TASK BRIEF. Beneath this sentence is a set of records; write each of them out exactly.

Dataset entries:
——
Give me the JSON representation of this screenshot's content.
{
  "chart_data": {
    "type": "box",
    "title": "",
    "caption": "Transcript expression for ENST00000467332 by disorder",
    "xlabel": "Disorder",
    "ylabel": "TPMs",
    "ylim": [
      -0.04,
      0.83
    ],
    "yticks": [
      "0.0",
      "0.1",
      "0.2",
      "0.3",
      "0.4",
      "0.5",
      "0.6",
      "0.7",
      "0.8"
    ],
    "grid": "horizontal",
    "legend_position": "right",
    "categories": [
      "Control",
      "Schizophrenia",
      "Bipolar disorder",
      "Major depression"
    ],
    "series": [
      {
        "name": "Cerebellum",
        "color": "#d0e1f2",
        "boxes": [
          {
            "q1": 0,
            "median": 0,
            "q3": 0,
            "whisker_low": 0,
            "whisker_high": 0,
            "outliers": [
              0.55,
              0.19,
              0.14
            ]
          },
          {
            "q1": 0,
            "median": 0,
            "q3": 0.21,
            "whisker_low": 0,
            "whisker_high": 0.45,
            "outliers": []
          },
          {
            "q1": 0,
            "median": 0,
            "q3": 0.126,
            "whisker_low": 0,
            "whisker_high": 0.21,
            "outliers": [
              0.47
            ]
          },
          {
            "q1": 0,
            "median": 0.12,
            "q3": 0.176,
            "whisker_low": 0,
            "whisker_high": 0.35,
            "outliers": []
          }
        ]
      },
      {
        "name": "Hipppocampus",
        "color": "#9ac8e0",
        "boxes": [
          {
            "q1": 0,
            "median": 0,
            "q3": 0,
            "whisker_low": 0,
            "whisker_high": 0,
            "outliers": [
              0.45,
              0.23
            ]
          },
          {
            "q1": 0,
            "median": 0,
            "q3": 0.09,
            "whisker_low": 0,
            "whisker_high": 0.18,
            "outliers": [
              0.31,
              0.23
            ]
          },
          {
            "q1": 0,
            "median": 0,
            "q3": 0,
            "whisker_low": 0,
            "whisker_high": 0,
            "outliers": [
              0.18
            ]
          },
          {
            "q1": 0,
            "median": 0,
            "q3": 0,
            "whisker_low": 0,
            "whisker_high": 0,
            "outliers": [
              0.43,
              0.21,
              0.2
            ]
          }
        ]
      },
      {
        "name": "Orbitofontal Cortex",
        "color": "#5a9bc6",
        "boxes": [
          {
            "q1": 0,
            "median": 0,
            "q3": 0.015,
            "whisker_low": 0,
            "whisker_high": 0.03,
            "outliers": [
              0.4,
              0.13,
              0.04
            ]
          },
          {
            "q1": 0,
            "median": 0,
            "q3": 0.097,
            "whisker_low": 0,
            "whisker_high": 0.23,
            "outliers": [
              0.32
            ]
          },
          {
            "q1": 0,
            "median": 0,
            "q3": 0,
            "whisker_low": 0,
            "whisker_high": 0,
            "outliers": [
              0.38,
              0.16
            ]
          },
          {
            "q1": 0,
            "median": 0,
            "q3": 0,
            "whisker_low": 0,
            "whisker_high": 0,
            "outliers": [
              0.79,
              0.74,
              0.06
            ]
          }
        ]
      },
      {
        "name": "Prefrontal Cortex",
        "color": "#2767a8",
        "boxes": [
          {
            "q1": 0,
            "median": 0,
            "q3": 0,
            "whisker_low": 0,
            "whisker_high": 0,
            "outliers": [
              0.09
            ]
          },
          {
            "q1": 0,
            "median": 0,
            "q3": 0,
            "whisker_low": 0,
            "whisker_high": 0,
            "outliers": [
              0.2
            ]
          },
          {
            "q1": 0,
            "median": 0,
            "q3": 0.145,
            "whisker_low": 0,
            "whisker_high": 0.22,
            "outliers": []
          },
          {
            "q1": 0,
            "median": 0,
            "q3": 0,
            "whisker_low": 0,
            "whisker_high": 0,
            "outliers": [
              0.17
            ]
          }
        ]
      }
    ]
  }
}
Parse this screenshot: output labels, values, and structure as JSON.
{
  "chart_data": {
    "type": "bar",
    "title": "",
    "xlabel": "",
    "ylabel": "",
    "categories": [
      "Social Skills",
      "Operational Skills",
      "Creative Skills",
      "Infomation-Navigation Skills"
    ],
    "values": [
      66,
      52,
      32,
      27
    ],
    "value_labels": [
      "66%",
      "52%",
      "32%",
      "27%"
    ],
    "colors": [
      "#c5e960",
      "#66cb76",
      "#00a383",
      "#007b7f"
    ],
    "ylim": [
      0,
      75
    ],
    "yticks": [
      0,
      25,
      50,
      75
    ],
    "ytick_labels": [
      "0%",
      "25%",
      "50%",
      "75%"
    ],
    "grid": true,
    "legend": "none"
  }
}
——
FINAL RESULT.
Give me the JSON representation of this screenshot's content.
{
  "chart_data": {
    "type": "box",
    "title": "",
    "caption": "Transcript expression for ENST00000467332 by disorder",
    "xlabel": "Disorder",
    "ylabel": "TPMs",
    "ylim": [
      -0.04,
      0.83
    ],
    "yticks": [
      "0.0",
      "0.1",
      "0.2",
      "0.3",
      "0.4",
      "0.5",
      "0.6",
      "0.7",
      "0.8"
    ],
    "grid": "horizontal",
    "legend_position": "right",
    "categories": [
      "Control",
      "Schizophrenia",
      "Bipolar disorder",
      "Major depression"
    ],
    "series": [
      {
        "name": "Cerebellum",
        "color": "#d0e1f2",
        "boxes": [
          {
            "q1": 0,
            "median": 0,
            "q3": 0,
            "whisker_low": 0,
            "whisker_high": 0,
            "outliers": [
              0.55,
              0.19,
              0.14
            ]
          },
          {
            "q1": 0,
            "median": 0,
            "q3": 0.21,
            "whisker_low": 0,
            "whisker_high": 0.45,
            "outliers": []
          },
          {
            "q1": 0,
            "median": 0,
            "q3": 0.126,
            "whisker_low": 0,
            "whisker_high": 0.21,
            "outliers": [
              0.47
            ]
          },
          {
            "q1": 0,
            "median": 0.12,
            "q3": 0.176,
            "whisker_low": 0,
            "whisker_high": 0.35,
            "outliers": []
          }
        ]
      },
      {
        "name": "Hipppocampus",
        "color": "#9ac8e0",
        "boxes": [
          {
            "q1": 0,
            "median": 0,
            "q3": 0,
            "whisker_low": 0,
            "whisker_high": 0,
            "outliers": [
              0.45,
              0.23
            ]
          },
          {
            "q1": 0,
            "median": 0,
            "q3": 0.09,
            "whisker_low": 0,
            "whisker_high": 0.18,
            "outliers": [
              0.31,
              0.23
            ]
          },
          {
            "q1": 0,
            "median": 0,
            "q3": 0,
            "whisker_low": 0,
            "whisker_high": 0,
            "outliers": [
              0.18
            ]
          },
          {
            "q1": 0,
            "median": 0,
            "q3": 0,
            "whisker_low": 0,
            "whisker_high": 0,
            "outliers": [
              0.43,
              0.21,
              0.2
            ]
          }
        ]
      },
      {
        "name": "Orbitofontal Cortex",
        "color": "#5a9bc6",
        "boxes": [
          {
            "q1": 0,
            "median": 0,
            "q3": 0.015,
            "whisker_low": 0,
            "whisker_high": 0.03,
            "outliers": [
              0.4,
              0.13,
              0.04
            ]
          },
          {
            "q1": 0,
            "median": 0,
            "q3": 0.097,
            "whisker_low": 0,
            "whisker_high": 0.23,
            "outliers": [
              0.32
            ]
          },
          {
            "q1": 0,
            "median": 0,
            "q3": 0,
            "whisker_low": 0,
            "whisker_high": 0,
            "outliers": [
              0.38,
              0.16
            ]
          },
          {
            "q1": 0,
            "median": 0,
            "q3": 0,
            "whisker_low": 0,
            "whisker_high": 0,
            "outliers": [
              0.79,
              0.74,
              0.06
            ]
          }
        ]
      },
      {
        "name": "Prefrontal Cortex",
        "color": "#2767a8",
        "boxes": [
          {
            "q1": 0,
            "median": 0,
            "q3": 0,
            "whisker_low": 0,
            "whisker_high": 0,
            "outliers": [
              0.09
            ]
          },
          {
            "q1": 0,
            "median": 0,
            "q3": 0,
            "whisker_low": 0,
            "whisker_high": 0,
            "outliers": [
              0.2
            ]
          },
          {
            "q1": 0,
            "median": 0,
            "q3": 0.145,
            "whisker_low": 0,
            "whisker_high": 0.22,
            "outliers": []
          },
          {
            "q1": 0,
            "median": 0,
            "q3": 0,
            "whisker_low": 0,
            "whisker_high": 0,
            "outliers": [
              0.17
            ]
          }
        ]
      }
    ]
  }
}
Parse this screenshot: output labels, values, and structure as JSON.
{
  "chart_data": {
    "type": "bar",
    "title": "",
    "xlabel": "",
    "ylabel": "",
    "categories": [
      "Social Skills",
      "Operational Skills",
      "Creative Skills",
      "Infomation-Navigation Skills"
    ],
    "values": [
      66,
      52,
      32,
      27
    ],
    "value_labels": [
      "66%",
      "52%",
      "32%",
      "27%"
    ],
    "colors": [
      "#c5e960",
      "#66cb76",
      "#00a383",
      "#007b7f"
    ],
    "ylim": [
      0,
      75
    ],
    "yticks": [
      0,
      25,
      50,
      75
    ],
    "ytick_labels": [
      "0%",
      "25%",
      "50%",
      "75%"
    ],
    "grid": true,
    "legend": "none"
  }
}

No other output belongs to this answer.